[Work instructions] Your task is to copy every line of the entries that contains "object".

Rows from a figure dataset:
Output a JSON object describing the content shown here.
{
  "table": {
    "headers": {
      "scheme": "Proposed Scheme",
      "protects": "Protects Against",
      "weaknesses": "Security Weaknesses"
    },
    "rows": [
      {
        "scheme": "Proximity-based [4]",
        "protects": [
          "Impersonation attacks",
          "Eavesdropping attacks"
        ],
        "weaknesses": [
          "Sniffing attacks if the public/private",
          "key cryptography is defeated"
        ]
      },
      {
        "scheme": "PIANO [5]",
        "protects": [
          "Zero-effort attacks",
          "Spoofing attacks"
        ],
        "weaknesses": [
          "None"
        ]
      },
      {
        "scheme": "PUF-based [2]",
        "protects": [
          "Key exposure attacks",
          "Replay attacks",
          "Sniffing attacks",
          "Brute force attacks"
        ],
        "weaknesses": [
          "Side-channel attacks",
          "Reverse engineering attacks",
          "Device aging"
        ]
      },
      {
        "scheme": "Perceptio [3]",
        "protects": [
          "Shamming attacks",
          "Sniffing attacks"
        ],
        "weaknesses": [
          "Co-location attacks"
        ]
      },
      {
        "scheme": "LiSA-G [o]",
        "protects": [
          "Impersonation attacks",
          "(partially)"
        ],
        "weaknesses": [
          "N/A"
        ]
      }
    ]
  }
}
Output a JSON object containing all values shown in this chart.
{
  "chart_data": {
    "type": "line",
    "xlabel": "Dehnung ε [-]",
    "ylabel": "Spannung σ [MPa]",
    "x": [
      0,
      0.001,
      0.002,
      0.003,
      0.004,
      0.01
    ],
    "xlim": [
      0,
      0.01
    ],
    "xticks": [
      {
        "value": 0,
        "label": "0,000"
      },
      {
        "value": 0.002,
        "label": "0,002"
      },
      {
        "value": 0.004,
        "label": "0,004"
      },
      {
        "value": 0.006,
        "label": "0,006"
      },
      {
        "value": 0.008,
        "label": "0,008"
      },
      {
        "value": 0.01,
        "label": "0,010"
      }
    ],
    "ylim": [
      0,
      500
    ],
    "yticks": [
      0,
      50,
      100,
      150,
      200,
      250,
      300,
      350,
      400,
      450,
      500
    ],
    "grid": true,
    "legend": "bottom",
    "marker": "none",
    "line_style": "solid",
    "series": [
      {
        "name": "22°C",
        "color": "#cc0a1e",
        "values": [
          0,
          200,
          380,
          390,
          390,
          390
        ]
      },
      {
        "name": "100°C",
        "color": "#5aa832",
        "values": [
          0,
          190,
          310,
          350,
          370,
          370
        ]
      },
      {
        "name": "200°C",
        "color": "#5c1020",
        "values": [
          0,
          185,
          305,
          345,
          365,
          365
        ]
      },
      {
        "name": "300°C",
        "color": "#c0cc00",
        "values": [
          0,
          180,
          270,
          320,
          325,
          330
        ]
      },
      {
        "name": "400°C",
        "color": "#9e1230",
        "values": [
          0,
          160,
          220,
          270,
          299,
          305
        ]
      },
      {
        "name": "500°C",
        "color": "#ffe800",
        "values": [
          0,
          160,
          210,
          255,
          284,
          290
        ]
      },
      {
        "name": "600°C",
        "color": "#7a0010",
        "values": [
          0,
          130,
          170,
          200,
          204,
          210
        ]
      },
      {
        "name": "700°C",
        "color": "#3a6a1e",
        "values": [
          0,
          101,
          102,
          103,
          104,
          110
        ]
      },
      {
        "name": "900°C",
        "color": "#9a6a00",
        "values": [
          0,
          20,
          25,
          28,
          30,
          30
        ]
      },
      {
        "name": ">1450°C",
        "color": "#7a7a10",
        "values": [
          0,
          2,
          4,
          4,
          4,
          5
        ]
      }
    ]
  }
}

[Full answer]
Output a JSON object describing the content shown here.
Output a JSON object containing all values shown in this chart.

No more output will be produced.